EXERCISE PROMPT:
Give back each entry unchanged, minus pictures.

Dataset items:

- - - - -

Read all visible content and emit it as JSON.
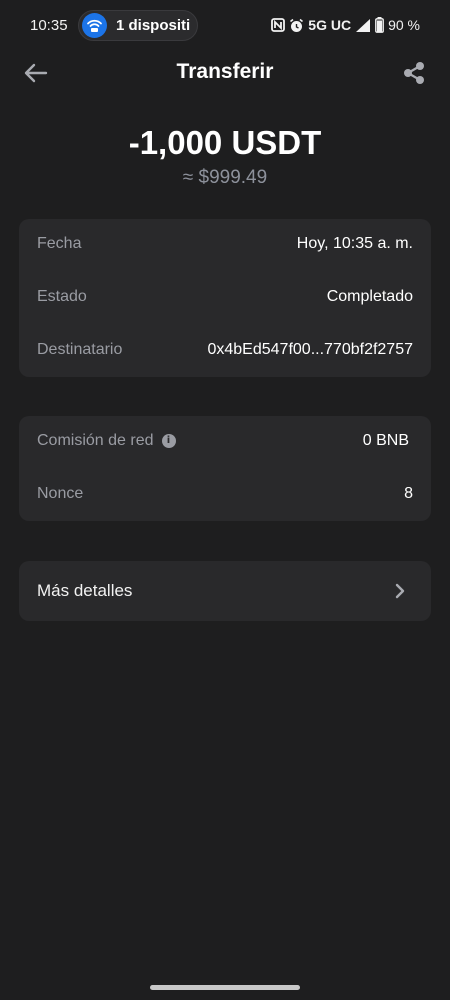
{
  "status_bar": {
    "time": "10:35",
    "device_pill": "1 dispositi",
    "network": "5G UC",
    "battery": "90 %",
    "icons": [
      "nfc-icon",
      "alarm-icon",
      "signal-icon",
      "battery-icon"
    ]
  },
  "header": {
    "title": "Transferir",
    "back_icon": "arrow-left-icon",
    "share_icon": "share-icon"
  },
  "transaction": {
    "amount": "-1,000 USDT",
    "fiat_value": "≈ $999.49"
  },
  "details": [
    {
      "label": "Fecha",
      "value": "Hoy, 10:35 a. m."
    },
    {
      "label": "Estado",
      "value": "Completado"
    },
    {
      "label": "Destinatario",
      "value": "0x4bEd547f00...770bf2f2757"
    }
  ],
  "fees": [
    {
      "label": "Comisión de red",
      "value": "0 BNB",
      "info": "i"
    },
    {
      "label": "Nonce",
      "value": "8"
    }
  ],
  "more": {
    "label": "Más detalles",
    "icon": "chevron-right-icon"
  },
  "colors": {
    "background": "#1e1e1f",
    "card": "#29292b",
    "label": "#9a9ca3",
    "accent_blue": "#1c74e8"
  }
}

- - - - -

EXPECTED ANSWER:
Read all visible content and emit it as JSON.
{
  "status_bar": {
    "time": "10:35",
    "device_pill": "1 dispositi",
    "network": "5G UC",
    "battery": "90 %",
    "icons": [
      "nfc-icon",
      "alarm-icon",
      "signal-icon",
      "battery-icon"
    ]
  },
  "header": {
    "title": "Transferir",
    "back_icon": "arrow-left-icon",
    "share_icon": "share-icon"
  },
  "transaction": {
    "amount": "-1,000 USDT",
    "fiat_value": "≈ $999.49"
  },
  "details": [
    {
      "label": "Fecha",
      "value": "Hoy, 10:35 a. m."
    },
    {
      "label": "Estado",
      "value": "Completado"
    },
    {
      "label": "Destinatario",
      "value": "0x4bEd547f00...770bf2f2757"
    }
  ],
  "fees": [
    {
      "label": "Comisión de red",
      "value": "0 BNB",
      "info": "i"
    },
    {
      "label": "Nonce",
      "value": "8"
    }
  ],
  "more": {
    "label": "Más detalles",
    "icon": "chevron-right-icon"
  },
  "colors": {
    "background": "#1e1e1f",
    "card": "#29292b",
    "label": "#9a9ca3",
    "accent_blue": "#1c74e8"
  }
}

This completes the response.